▶ _GOAL OF THE EXERCISE_
Arrange the lines from the one containing "Localize each UI" to the one containing "button[interactable]: +4: [669, 605, 809, 677]", both included, as a JSON list of strings with one string per line and blank lines omitted.

[Page element annotations]
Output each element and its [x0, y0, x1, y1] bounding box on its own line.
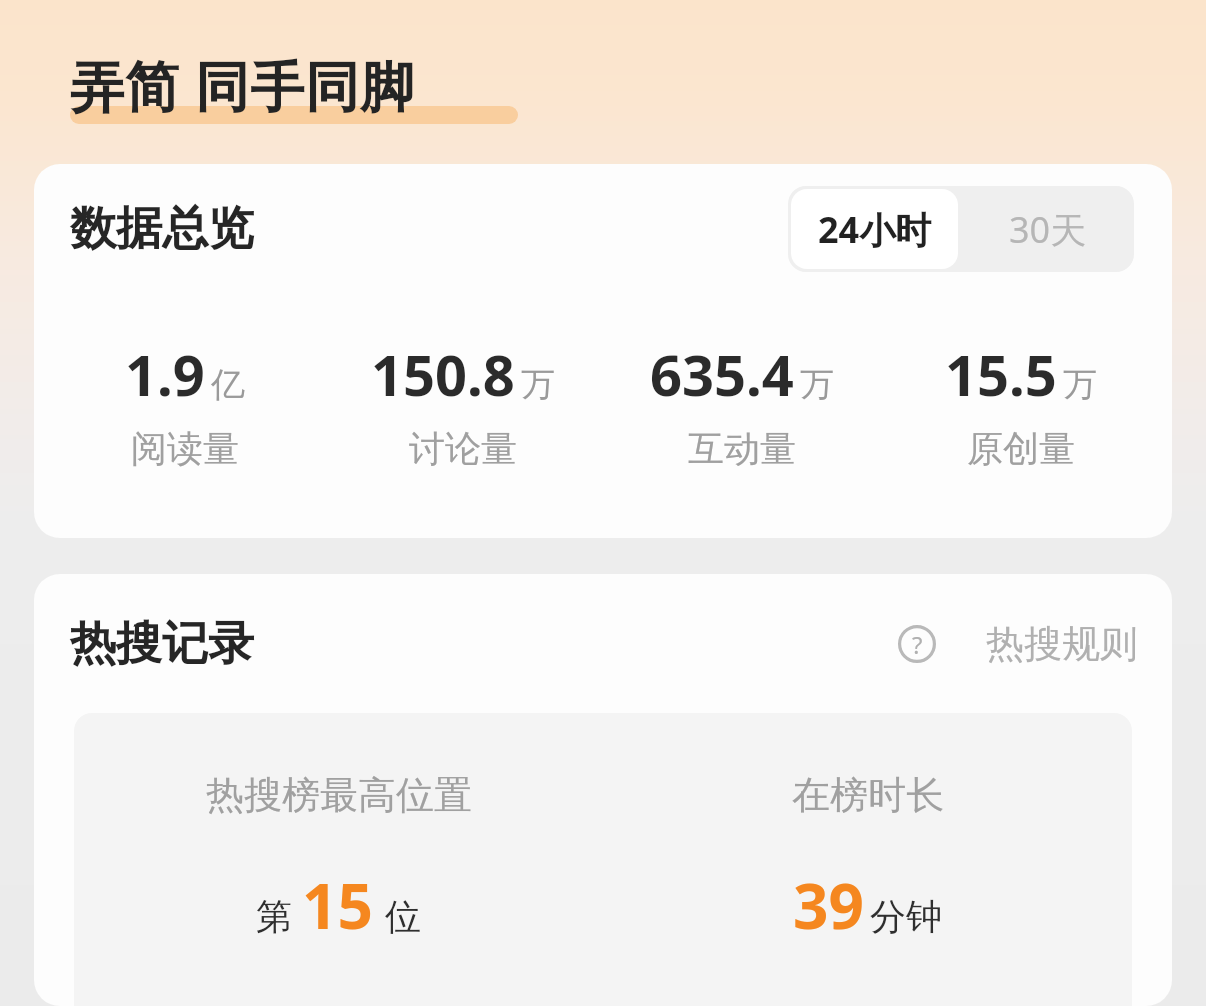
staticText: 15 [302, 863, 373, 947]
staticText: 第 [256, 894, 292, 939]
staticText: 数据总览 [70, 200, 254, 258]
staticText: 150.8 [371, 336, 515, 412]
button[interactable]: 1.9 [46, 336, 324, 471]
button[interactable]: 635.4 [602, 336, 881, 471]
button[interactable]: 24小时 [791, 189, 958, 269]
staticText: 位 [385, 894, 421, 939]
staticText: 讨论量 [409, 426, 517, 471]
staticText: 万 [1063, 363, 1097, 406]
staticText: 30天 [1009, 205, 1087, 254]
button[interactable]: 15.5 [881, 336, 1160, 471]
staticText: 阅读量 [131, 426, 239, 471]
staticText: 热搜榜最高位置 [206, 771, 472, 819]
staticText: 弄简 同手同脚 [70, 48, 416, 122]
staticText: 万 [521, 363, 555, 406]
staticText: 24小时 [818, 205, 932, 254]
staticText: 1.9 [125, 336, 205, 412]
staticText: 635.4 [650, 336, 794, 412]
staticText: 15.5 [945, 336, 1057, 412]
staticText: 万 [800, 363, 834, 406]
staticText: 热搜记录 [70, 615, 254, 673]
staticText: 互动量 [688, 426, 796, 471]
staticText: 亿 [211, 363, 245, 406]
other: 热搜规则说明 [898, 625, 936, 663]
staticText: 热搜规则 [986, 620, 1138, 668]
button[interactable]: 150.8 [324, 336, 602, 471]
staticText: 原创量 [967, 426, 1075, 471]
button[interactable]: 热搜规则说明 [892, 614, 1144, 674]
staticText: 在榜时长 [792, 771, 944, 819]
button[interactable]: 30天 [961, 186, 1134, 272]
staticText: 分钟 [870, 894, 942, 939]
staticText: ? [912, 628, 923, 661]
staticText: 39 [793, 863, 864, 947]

--

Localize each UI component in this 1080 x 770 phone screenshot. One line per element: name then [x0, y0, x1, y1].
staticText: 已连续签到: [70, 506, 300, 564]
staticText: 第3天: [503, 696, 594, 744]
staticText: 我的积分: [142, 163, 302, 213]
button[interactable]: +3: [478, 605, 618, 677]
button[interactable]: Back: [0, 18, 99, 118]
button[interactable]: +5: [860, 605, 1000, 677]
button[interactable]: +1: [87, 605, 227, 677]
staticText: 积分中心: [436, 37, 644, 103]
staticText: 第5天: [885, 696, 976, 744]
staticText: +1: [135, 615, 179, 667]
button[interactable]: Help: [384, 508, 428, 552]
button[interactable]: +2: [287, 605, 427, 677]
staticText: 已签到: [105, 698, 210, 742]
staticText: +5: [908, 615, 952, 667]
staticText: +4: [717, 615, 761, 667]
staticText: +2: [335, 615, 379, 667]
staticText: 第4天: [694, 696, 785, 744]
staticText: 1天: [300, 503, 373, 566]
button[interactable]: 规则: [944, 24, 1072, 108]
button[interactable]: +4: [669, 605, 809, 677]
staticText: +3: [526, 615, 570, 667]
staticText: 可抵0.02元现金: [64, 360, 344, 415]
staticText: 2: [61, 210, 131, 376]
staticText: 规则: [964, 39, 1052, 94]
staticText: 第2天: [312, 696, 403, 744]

==

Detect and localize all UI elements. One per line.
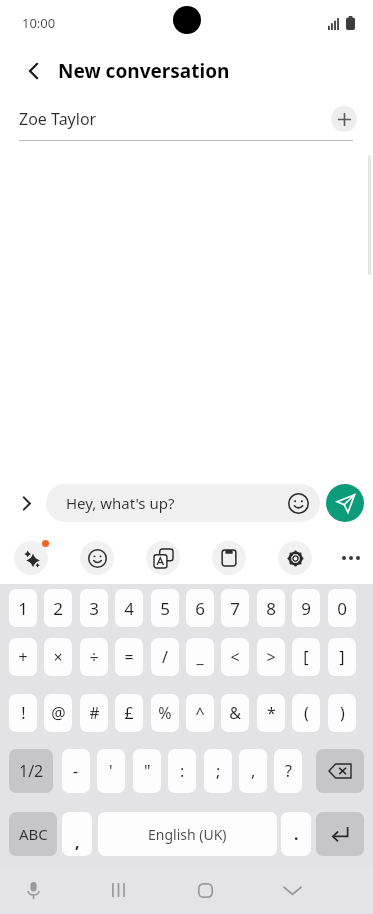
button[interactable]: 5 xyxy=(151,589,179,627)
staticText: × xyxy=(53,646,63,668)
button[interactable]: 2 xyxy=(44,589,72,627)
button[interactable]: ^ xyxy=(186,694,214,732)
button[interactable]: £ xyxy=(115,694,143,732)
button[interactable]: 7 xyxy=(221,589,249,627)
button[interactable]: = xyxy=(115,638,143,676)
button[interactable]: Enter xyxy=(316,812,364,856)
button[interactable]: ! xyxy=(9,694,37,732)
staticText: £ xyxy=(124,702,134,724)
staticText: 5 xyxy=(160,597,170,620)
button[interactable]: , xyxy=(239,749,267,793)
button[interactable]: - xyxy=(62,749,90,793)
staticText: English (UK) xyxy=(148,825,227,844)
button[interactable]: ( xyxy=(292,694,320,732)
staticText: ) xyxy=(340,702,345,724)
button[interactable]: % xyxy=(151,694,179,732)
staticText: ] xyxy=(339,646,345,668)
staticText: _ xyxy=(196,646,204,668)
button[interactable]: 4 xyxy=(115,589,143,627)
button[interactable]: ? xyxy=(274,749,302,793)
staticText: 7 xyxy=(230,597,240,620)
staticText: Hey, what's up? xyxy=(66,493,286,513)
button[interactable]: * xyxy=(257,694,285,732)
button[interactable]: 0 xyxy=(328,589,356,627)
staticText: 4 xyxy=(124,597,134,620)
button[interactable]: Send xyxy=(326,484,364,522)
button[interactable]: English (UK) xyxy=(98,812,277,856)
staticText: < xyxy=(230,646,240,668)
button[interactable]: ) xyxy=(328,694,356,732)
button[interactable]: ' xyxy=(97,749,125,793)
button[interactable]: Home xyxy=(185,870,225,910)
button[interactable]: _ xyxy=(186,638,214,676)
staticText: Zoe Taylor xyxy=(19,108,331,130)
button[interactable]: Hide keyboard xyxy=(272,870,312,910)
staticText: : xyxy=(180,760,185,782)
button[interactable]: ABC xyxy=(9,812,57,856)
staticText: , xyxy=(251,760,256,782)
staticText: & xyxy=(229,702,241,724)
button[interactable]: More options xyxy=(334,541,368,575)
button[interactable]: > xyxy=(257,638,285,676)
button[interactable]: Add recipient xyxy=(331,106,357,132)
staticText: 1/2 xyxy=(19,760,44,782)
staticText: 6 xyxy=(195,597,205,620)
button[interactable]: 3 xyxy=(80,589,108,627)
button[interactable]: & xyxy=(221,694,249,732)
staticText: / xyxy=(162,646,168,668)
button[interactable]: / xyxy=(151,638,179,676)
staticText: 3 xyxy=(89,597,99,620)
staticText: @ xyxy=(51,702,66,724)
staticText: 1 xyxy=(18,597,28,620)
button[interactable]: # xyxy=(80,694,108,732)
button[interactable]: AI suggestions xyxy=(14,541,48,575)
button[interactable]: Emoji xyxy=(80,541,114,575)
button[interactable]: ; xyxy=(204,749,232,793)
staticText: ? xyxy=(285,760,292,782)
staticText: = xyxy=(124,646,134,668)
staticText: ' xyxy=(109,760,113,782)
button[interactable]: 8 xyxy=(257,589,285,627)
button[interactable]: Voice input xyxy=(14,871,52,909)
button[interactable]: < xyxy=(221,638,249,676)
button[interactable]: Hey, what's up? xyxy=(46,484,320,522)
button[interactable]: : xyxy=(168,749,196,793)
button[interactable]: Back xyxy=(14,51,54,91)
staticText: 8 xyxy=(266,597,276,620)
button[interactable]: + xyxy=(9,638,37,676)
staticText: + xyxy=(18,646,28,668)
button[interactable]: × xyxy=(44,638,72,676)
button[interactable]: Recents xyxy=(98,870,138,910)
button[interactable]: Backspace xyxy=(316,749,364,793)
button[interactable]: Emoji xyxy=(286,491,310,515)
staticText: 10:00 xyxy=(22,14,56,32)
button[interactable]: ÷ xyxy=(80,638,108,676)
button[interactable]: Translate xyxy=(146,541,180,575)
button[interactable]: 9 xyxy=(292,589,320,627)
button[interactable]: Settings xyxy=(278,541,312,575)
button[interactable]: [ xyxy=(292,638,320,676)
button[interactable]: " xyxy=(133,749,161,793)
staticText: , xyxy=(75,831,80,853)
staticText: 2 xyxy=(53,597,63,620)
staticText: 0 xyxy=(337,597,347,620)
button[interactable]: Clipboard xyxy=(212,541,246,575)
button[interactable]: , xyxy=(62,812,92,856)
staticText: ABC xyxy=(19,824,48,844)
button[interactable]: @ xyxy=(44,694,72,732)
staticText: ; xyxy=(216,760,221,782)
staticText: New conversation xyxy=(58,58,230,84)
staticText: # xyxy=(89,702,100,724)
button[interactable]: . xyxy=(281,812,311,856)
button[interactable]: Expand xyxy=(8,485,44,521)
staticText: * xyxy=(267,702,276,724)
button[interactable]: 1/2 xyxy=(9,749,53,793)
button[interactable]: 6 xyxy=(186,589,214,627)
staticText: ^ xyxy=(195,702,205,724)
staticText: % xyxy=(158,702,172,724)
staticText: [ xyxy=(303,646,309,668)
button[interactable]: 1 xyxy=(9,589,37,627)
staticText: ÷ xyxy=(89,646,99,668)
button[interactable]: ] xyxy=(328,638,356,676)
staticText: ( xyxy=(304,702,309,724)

▶ _RESPONSE_
[
  "Localize each UI component in this 1080 x 770 phone screenshot. One line per element: name then [x0, y0, x1, y1].",
  "staticText: 已连续签到: [70, 506, 300, 564]",
  "staticText: 第3天: [503, 696, 594, 744]",
  "staticText: 我的积分: [142, 163, 302, 213]",
  "button[interactable]: +3: [478, 605, 618, 677]",
  "button[interactable]: Back: [0, 18, 99, 118]",
  "button[interactable]: +5: [860, 605, 1000, 677]",
  "button[interactable]: +1: [87, 605, 227, 677]",
  "staticText: 积分中心: [436, 37, 644, 103]",
  "staticText: 第5天: [885, 696, 976, 744]",
  "staticText: +1: [135, 615, 179, 667]",
  "button[interactable]: Help: [384, 508, 428, 552]",
  "button[interactable]: +2: [287, 605, 427, 677]",
  "staticText: 已签到: [105, 698, 210, 742]",
  "staticText: +5: [908, 615, 952, 667]",
  "staticText: +4: [717, 615, 761, 667]",
  "staticText: +2: [335, 615, 379, 667]",
  "staticText: 第4天: [694, 696, 785, 744]",
  "staticText: 1天: [300, 503, 373, 566]",
  "button[interactable]: 规则: [944, 24, 1072, 108]",
  "button[interactable]: +4: [669, 605, 809, 677]"
]